### Job
Return each line of the records holding the string "this".
** start of Task data **
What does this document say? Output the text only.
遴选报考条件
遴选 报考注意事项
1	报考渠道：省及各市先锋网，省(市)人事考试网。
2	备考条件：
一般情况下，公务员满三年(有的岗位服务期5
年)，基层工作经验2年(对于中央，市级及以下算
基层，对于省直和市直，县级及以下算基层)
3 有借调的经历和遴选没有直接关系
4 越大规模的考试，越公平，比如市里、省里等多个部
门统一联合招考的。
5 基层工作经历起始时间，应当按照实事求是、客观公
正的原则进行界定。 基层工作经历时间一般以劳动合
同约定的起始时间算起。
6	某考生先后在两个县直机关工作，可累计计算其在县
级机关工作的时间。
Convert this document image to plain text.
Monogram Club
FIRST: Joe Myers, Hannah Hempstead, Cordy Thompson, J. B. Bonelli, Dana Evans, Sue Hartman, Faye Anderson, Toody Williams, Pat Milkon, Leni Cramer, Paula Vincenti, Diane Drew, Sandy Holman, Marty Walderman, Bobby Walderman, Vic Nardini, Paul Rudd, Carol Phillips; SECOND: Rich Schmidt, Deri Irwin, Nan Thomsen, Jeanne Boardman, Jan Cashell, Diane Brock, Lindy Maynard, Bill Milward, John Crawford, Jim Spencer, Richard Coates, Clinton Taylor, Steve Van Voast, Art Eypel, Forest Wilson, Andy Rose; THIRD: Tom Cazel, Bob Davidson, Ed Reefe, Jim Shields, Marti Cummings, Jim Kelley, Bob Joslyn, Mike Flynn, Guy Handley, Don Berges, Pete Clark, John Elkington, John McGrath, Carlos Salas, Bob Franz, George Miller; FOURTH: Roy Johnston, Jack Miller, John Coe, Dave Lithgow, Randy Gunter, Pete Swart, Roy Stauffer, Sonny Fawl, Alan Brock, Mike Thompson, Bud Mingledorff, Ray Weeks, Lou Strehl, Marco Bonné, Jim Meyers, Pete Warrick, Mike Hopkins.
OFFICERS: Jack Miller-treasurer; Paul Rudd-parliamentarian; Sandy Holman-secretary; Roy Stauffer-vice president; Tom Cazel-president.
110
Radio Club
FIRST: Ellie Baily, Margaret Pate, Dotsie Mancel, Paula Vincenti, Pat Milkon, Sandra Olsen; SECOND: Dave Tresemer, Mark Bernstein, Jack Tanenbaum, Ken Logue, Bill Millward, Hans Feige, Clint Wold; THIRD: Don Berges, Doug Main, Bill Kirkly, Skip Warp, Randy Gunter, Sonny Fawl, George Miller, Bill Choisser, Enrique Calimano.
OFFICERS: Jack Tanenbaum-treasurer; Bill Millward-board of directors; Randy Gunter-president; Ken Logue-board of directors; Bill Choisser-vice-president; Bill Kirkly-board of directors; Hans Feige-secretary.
** end of Task data **
### Solution to the problem
What does this document say? Output the text only.
Convert this document image to plain text.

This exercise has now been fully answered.